Requirements
Print verbatim every line starting at the one that contains "Extract all readable text from this page." and ending at the final line of the records; include both endpoints.

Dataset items
■ ■ ■ ■

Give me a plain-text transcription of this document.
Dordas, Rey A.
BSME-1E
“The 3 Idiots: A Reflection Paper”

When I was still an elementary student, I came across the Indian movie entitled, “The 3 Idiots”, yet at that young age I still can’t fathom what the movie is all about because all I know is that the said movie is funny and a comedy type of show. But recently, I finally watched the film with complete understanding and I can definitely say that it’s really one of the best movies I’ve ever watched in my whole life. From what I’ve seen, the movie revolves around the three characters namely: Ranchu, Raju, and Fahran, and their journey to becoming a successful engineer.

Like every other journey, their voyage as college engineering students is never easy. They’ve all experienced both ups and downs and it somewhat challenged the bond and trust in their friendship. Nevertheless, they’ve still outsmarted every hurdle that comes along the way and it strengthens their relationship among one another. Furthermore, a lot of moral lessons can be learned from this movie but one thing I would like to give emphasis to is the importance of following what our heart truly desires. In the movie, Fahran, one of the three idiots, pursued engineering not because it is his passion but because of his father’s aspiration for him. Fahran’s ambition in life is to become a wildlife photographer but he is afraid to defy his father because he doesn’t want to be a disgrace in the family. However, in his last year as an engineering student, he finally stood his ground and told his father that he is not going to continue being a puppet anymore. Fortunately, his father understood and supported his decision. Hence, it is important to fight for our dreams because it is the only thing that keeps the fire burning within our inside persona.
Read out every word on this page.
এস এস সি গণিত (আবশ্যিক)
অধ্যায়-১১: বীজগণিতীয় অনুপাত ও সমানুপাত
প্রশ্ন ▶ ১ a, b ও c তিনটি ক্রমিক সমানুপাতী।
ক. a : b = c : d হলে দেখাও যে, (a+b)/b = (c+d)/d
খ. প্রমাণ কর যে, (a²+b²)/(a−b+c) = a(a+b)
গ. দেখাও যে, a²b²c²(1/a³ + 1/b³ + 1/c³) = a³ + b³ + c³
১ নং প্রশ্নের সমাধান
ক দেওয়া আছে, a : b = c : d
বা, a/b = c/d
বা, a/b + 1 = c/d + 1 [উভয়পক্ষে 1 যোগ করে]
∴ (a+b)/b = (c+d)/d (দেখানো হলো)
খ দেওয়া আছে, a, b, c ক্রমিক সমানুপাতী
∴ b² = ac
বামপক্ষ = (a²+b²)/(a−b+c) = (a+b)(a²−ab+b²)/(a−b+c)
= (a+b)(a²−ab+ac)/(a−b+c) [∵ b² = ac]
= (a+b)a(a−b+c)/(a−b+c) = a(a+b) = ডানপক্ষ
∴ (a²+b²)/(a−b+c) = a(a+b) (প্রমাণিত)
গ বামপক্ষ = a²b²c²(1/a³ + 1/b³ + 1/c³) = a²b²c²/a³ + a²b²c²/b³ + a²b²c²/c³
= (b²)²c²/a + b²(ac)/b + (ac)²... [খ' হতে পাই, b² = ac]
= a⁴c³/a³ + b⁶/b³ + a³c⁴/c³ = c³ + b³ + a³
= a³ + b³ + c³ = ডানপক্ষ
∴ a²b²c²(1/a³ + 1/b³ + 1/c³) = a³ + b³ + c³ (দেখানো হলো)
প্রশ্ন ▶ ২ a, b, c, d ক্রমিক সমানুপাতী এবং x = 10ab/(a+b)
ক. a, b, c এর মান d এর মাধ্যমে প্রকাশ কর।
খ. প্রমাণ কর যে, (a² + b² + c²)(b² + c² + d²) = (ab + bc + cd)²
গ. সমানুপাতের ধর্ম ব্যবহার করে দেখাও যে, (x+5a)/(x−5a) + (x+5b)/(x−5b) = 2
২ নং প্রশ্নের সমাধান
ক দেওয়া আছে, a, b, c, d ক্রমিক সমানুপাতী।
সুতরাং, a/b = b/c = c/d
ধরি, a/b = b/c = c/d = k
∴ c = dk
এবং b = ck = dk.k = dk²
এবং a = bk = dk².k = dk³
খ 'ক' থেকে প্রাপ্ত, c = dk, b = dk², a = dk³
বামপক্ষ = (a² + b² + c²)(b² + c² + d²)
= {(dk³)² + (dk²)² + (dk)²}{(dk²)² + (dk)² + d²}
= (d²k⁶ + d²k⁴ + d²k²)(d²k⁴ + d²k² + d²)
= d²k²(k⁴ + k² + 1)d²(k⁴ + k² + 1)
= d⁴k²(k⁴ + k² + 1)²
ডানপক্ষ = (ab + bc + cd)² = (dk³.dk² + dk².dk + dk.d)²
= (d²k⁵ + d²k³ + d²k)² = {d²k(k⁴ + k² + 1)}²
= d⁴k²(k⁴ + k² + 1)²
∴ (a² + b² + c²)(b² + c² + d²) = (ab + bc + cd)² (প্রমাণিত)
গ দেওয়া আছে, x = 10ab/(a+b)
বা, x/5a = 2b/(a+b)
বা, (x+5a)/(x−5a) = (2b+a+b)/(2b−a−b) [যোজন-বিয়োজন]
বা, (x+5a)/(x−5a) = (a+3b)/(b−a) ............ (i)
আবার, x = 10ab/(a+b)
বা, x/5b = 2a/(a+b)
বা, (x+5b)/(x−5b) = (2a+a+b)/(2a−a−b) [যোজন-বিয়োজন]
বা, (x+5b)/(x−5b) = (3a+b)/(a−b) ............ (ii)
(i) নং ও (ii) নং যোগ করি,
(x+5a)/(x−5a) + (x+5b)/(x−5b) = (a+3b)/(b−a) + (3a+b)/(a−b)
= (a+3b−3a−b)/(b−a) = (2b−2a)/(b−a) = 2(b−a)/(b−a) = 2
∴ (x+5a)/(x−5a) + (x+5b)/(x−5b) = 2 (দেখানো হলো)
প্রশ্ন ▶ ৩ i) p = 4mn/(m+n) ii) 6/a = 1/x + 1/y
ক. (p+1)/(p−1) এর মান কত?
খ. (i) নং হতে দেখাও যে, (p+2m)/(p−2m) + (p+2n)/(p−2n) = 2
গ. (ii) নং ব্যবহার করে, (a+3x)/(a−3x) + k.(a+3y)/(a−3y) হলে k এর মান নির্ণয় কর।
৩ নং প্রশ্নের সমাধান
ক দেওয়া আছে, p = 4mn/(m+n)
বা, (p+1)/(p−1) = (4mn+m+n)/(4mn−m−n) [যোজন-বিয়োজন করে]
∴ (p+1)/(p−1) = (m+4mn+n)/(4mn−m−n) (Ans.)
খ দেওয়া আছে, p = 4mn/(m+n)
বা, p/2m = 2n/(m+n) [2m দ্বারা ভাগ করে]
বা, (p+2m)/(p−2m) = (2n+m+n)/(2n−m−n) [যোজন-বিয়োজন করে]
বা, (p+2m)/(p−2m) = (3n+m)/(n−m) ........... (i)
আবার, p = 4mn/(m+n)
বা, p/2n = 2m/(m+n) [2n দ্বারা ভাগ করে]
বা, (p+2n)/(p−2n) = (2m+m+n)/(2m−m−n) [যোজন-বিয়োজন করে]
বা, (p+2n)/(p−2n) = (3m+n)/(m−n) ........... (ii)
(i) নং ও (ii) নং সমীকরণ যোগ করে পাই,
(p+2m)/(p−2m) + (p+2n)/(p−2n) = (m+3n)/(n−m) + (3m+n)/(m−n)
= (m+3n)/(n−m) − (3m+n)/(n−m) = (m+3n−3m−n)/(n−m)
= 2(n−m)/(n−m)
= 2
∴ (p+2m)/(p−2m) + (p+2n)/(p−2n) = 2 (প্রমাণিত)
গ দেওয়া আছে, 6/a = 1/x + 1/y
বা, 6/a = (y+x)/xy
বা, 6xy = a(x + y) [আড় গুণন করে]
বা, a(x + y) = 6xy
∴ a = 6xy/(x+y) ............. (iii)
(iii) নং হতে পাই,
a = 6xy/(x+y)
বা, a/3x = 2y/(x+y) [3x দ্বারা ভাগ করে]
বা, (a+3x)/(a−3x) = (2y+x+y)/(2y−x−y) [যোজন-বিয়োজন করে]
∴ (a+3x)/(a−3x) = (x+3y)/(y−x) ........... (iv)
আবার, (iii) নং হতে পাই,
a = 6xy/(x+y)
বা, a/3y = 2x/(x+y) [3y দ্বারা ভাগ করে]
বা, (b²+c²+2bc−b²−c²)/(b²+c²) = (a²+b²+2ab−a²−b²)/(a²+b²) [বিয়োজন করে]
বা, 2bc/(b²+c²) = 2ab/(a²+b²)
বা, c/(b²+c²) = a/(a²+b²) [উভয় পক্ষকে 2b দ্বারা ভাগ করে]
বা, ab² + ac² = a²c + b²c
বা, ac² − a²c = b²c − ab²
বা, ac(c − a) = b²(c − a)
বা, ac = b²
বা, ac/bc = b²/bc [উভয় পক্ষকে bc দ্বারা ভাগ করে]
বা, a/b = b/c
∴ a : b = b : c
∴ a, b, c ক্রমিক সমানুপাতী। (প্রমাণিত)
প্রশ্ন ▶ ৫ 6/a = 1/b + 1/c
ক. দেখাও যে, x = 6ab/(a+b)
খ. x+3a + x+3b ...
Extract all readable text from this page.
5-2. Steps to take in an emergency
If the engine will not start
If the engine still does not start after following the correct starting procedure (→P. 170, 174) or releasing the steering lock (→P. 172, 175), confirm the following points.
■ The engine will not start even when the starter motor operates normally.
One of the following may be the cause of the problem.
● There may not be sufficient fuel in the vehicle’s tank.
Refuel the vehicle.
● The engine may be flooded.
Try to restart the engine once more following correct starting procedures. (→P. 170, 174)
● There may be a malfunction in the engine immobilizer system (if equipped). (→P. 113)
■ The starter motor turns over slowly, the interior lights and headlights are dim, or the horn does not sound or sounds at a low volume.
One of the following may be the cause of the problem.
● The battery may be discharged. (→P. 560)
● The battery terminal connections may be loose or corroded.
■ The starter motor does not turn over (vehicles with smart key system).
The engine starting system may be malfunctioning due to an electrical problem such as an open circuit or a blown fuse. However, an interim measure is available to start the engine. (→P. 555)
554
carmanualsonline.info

■ ■ ■ ■

Answer to the exercise
Extract all readable text from this page.
5-2. Steps to take in an emergency
If the engine will not start
If the engine still does not start after following the correct starting procedure (→P. 170, 174) or releasing the steering lock (→P. 172, 175), confirm the following points.
■ The engine will not start even when the starter motor operates normally.
One of the following may be the cause of the problem.
● There may not be sufficient fuel in the vehicle’s tank.
Refuel the vehicle.
● The engine may be flooded.
Try to restart the engine once more following correct starting procedures. (→P. 170, 174)
● There may be a malfunction in the engine immobilizer system (if equipped). (→P. 113)
■ The starter motor turns over slowly, the interior lights and headlights are dim, or the horn does not sound or sounds at a low volume.
One of the following may be the cause of the problem.
● The battery may be discharged. (→P. 560)
● The battery terminal connections may be loose or corroded.
■ The starter motor does not turn over (vehicles with smart key system).
The engine starting system may be malfunctioning due to an electrical problem such as an open circuit or a blown fuse. However, an interim measure is available to start the engine. (→P. 555)
554
carmanualsonline.info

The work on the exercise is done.